:: Source material

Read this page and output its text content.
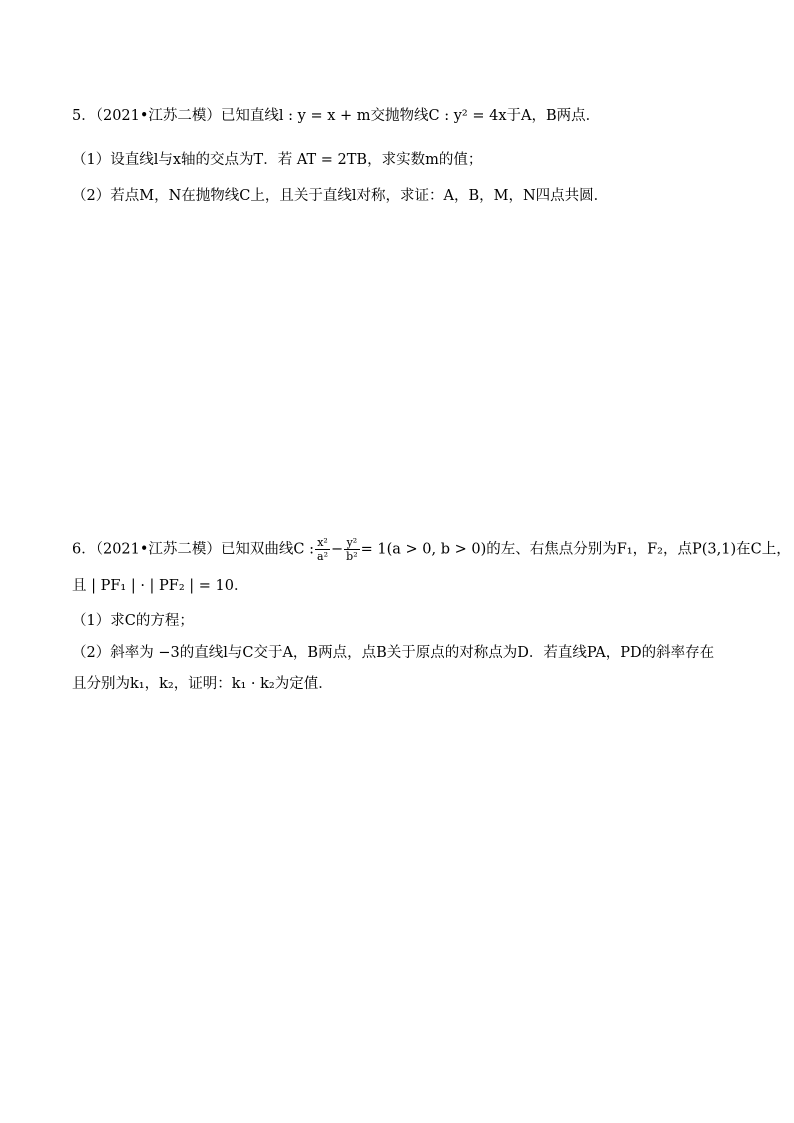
5．（2021•江苏二模）已知直线l : y = x + m交抛物线C : y² = 4x于A，B两点．
（1）设直线l与x轴的交点为T．若 AT = 2TB，求实数m的值；
（2）若点M，N在抛物线C上，且关于直线l对称，求证：A，B，M，N四点共圆．
6．（2021•江苏二模）已知双曲线C : $\frac{\text{x²}}{\text{a²}} - \frac{\text{y²}}{\text{b²}} = 1(a > 0$, b > 0)的左、右焦点分别为F₁，F₂，点P(3,1)在C上，
且 | PF₁ | · | PF₂ | = 10．
（1）求C的方程；
（2）斜率为 −3的直线l与C交于A，B两点，点B关于原点的对称点为D．若直线PA，PD的斜率存在
且分别为k₁，k₂，证明：k₁ · k₂为定值．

::::

• Request: Transcribe every entry above exactly. Omit all pictures.

• Solution to this problem:
Read this page and output its text content.
5．（2021•江苏二模）已知直线l : y = x + m交抛物线C : y² = 4x于A，B两点．
（1）设直线l与x轴的交点为T．若 AT = 2TB，求实数m的值；
（2）若点M，N在抛物线C上，且关于直线l对称，求证：A，B，M，N四点共圆．
6．（2021•江苏二模）已知双曲线C : $\frac{\text{x²}}{\text{a²}} - \frac{\text{y²}}{\text{b²}} = 1(a > 0$, b > 0)的左、右焦点分别为F₁，F₂，点P(3,1)在C上，
且 | PF₁ | · | PF₂ | = 10．
（1）求C的方程；
（2）斜率为 −3的直线l与C交于A，B两点，点B关于原点的对称点为D．若直线PA，PD的斜率存在
且分别为k₁，k₂，证明：k₁ · k₂为定值．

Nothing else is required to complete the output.